===== Data shown
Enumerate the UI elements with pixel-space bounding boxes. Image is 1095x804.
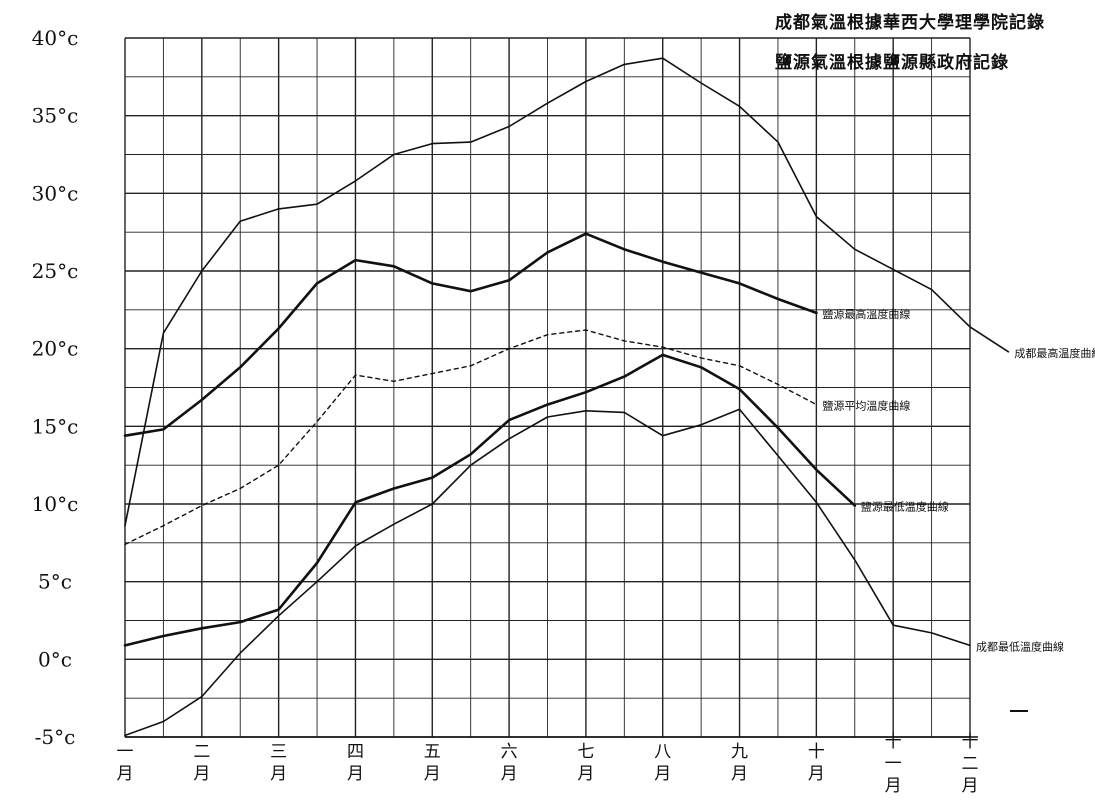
y-tick-label: 5°c: [38, 570, 72, 594]
y-tick-label: 20°c: [32, 337, 79, 361]
y-tick-label: 0°c: [38, 647, 72, 671]
x-tick-label: 一: [885, 754, 902, 774]
series-line: [124, 329, 818, 546]
y-tick-label: 10°c: [32, 492, 79, 516]
series-label: 成都最高温度曲線: [1014, 346, 1095, 360]
x-tick-label: 二: [193, 742, 210, 762]
x-tick-label: 二: [962, 754, 979, 774]
y-tick-label: 40°c: [32, 26, 79, 50]
x-tick-label: 月: [885, 776, 902, 796]
x-tick-label: 月: [501, 764, 518, 784]
y-tick-label: 35°c: [32, 104, 79, 128]
x-tick-label: 五: [424, 742, 441, 762]
x-tick-label: 月: [193, 764, 210, 784]
x-tick-label: 月: [117, 764, 134, 784]
x-tick-label: 九: [731, 742, 748, 762]
series-line: [124, 57, 1010, 527]
x-tick-label: 月: [270, 764, 287, 784]
x-tick-label: 三: [270, 742, 287, 762]
x-tick-label: 十: [808, 742, 825, 762]
y-axis-ticks: 40°c 35°c 30°c 25°c 20°c 15°c 10°c 5°c 0°c -5°c: [32, 26, 79, 749]
series-label: 鹽源平均溫度曲線: [822, 399, 910, 413]
x-tick-label: 六: [501, 742, 518, 762]
x-tick-label: 十: [962, 732, 979, 752]
x-tick-label: 月: [347, 764, 364, 784]
chart-grid: [124, 37, 978, 738]
x-tick-label: 八: [654, 742, 671, 762]
x-tick-label: 四: [347, 742, 364, 762]
x-tick-label: 月: [577, 764, 594, 784]
x-tick-label: 月: [962, 776, 979, 796]
x-tick-label: 一: [117, 742, 134, 762]
source-note-yanyuan: 鹽源氣溫根據鹽源縣政府記錄: [775, 53, 1009, 73]
series-label: 成都最低溫度曲線: [976, 639, 1064, 653]
x-tick-label: 月: [731, 764, 748, 784]
series-line: [123, 232, 818, 438]
x-tick-label: 月: [808, 764, 825, 784]
x-tick-label: 月: [654, 764, 671, 784]
x-tick-label: 月: [424, 764, 441, 784]
series-line: [124, 408, 971, 737]
series-lines: [123, 57, 1010, 737]
series-line: [123, 353, 857, 647]
y-tick-label: 25°c: [32, 259, 79, 283]
y-tick-label: -5°c: [35, 725, 76, 749]
x-tick-label: 十: [885, 732, 902, 752]
y-tick-label: 15°c: [32, 414, 79, 438]
series-label: 鹽源最高溫度曲線: [822, 307, 910, 321]
source-note-chengdu: 成都氣溫根據華西大學理學院記錄: [775, 13, 1045, 33]
y-tick-label: 30°c: [32, 181, 79, 205]
x-tick-label: 七: [577, 742, 594, 762]
series-label: 鹽源最低溫度曲線: [861, 500, 949, 514]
==========
* _What is expected_:
Copy every line of these records word for word, leaving out the pictures.

* _Response below_:
Enumerate the UI elements with pixel-space bounding boxes. Image is 1095x804.
y-tick-label: 5°c: [38, 570, 72, 594]
y-tick-label: 20°c: [32, 337, 79, 361]
y-tick-label: 0°c: [38, 647, 72, 671]
x-tick-label: 一: [885, 754, 902, 774]
series-line: [124, 329, 818, 546]
y-tick-label: 10°c: [32, 492, 79, 516]
series-label: 成都最高温度曲線: [1014, 346, 1095, 360]
x-tick-label: 二: [193, 742, 210, 762]
x-tick-label: 二: [962, 754, 979, 774]
y-tick-label: 40°c: [32, 26, 79, 50]
x-tick-label: 月: [885, 776, 902, 796]
x-tick-label: 月: [501, 764, 518, 784]
y-tick-label: 35°c: [32, 104, 79, 128]
x-tick-label: 五: [424, 742, 441, 762]
x-tick-label: 月: [193, 764, 210, 784]
x-tick-label: 月: [117, 764, 134, 784]
x-tick-label: 九: [731, 742, 748, 762]
series-line: [124, 57, 1010, 527]
x-tick-label: 月: [270, 764, 287, 784]
x-tick-label: 三: [270, 742, 287, 762]
x-tick-label: 十: [808, 742, 825, 762]
y-axis-ticks: 40°c 35°c 30°c 25°c 20°c 15°c 10°c 5°c 0°c -5°c: [32, 26, 79, 749]
series-label: 鹽源平均溫度曲線: [822, 399, 910, 413]
x-tick-label: 六: [501, 742, 518, 762]
x-tick-label: 十: [962, 732, 979, 752]
x-tick-label: 月: [347, 764, 364, 784]
chart-grid: [124, 37, 978, 738]
x-tick-label: 八: [654, 742, 671, 762]
x-tick-label: 四: [347, 742, 364, 762]
x-tick-label: 月: [577, 764, 594, 784]
x-tick-label: 月: [962, 776, 979, 796]
x-tick-label: 一: [117, 742, 134, 762]
source-note-yanyuan: 鹽源氣溫根據鹽源縣政府記錄: [775, 53, 1009, 73]
series-label: 成都最低溫度曲線: [976, 639, 1064, 653]
x-tick-label: 月: [731, 764, 748, 784]
series-line: [123, 232, 818, 438]
x-tick-label: 月: [808, 764, 825, 784]
x-tick-label: 月: [654, 764, 671, 784]
x-tick-label: 月: [424, 764, 441, 784]
series-line: [124, 408, 971, 737]
series-lines: [123, 57, 1010, 737]
series-line: [123, 353, 857, 647]
y-tick-label: 25°c: [32, 259, 79, 283]
y-tick-label: -5°c: [35, 725, 76, 749]
x-tick-label: 十: [885, 732, 902, 752]
y-tick-label: 15°c: [32, 414, 79, 438]
series-label: 鹽源最高溫度曲線: [822, 307, 910, 321]
source-note-chengdu: 成都氣溫根據華西大學理學院記錄: [775, 13, 1045, 33]
y-tick-label: 30°c: [32, 181, 79, 205]
x-tick-label: 七: [577, 742, 594, 762]
series-label: 鹽源最低溫度曲線: [861, 500, 949, 514]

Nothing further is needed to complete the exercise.